:: Raw records

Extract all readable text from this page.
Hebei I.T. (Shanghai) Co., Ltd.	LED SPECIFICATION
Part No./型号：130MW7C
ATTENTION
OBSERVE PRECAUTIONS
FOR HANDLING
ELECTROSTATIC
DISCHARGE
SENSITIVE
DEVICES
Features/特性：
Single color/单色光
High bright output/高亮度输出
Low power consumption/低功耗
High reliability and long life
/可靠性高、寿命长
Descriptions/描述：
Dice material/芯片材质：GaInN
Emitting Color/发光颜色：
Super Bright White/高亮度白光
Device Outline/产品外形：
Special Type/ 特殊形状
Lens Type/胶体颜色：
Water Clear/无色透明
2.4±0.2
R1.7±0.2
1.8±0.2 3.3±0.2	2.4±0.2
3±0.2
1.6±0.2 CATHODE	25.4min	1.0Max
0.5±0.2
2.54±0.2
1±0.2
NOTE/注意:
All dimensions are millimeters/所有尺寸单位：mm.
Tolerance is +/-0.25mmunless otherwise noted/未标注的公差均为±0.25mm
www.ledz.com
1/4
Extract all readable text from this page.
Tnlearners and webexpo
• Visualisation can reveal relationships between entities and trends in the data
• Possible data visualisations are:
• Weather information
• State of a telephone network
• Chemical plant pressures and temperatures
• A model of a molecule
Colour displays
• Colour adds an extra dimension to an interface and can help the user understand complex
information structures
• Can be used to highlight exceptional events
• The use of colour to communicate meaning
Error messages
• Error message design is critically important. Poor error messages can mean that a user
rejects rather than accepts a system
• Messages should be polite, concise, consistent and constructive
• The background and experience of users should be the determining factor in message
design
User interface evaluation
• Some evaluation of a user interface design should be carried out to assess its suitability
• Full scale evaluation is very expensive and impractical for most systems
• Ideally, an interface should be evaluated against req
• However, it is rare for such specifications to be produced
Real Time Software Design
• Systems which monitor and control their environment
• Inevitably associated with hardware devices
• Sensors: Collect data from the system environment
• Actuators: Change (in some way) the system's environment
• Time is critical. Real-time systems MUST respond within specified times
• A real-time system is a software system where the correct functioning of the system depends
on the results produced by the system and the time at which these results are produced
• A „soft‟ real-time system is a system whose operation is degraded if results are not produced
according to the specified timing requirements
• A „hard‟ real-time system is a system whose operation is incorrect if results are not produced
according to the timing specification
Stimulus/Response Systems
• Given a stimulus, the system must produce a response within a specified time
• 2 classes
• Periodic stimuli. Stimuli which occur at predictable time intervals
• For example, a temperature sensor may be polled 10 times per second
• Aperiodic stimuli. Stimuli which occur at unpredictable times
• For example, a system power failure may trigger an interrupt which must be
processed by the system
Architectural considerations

::::

- [Work required]
Take the entries above and copy them out exactly.

- [Task answer]
Extract all readable text from this page.
Hebei I.T. (Shanghai) Co., Ltd.	LED SPECIFICATION
Part No./型号：130MW7C
ATTENTION
OBSERVE PRECAUTIONS
FOR HANDLING
ELECTROSTATIC
DISCHARGE
SENSITIVE
DEVICES
Features/特性：
Single color/单色光
High bright output/高亮度输出
Low power consumption/低功耗
High reliability and long life
/可靠性高、寿命长
Descriptions/描述：
Dice material/芯片材质：GaInN
Emitting Color/发光颜色：
Super Bright White/高亮度白光
Device Outline/产品外形：
Special Type/ 特殊形状
Lens Type/胶体颜色：
Water Clear/无色透明
2.4±0.2
R1.7±0.2
1.8±0.2 3.3±0.2	2.4±0.2
3±0.2
1.6±0.2 CATHODE	25.4min	1.0Max
0.5±0.2
2.54±0.2
1±0.2
NOTE/注意:
All dimensions are millimeters/所有尺寸单位：mm.
Tolerance is +/-0.25mmunless otherwise noted/未标注的公差均为±0.25mm
www.ledz.com
1/4
Extract all readable text from this page.
Tnlearners and webexpo
• Visualisation can reveal relationships between entities and trends in the data
• Possible data visualisations are:
• Weather information
• State of a telephone network
• Chemical plant pressures and temperatures
• A model of a molecule
Colour displays
• Colour adds an extra dimension to an interface and can help the user understand complex
information structures
• Can be used to highlight exceptional events
• The use of colour to communicate meaning
Error messages
• Error message design is critically important. Poor error messages can mean that a user
rejects rather than accepts a system
• Messages should be polite, concise, consistent and constructive
• The background and experience of users should be the determining factor in message
design
User interface evaluation
• Some evaluation of a user interface design should be carried out to assess its suitability
• Full scale evaluation is very expensive and impractical for most systems
• Ideally, an interface should be evaluated against req
• However, it is rare for such specifications to be produced
Real Time Software Design
• Systems which monitor and control their environment
• Inevitably associated with hardware devices
• Sensors: Collect data from the system environment
• Actuators: Change (in some way) the system's environment
• Time is critical. Real-time systems MUST respond within specified times
• A real-time system is a software system where the correct functioning of the system depends
on the results produced by the system and the time at which these results are produced
• A „soft‟ real-time system is a system whose operation is degraded if results are not produced
according to the specified timing requirements
• A „hard‟ real-time system is a system whose operation is incorrect if results are not produced
according to the timing specification
Stimulus/Response Systems
• Given a stimulus, the system must produce a response within a specified time
• 2 classes
• Periodic stimuli. Stimuli which occur at predictable time intervals
• For example, a temperature sensor may be polled 10 times per second
• Aperiodic stimuli. Stimuli which occur at unpredictable times
• For example, a system power failure may trigger an interrupt which must be
processed by the system
Architectural considerations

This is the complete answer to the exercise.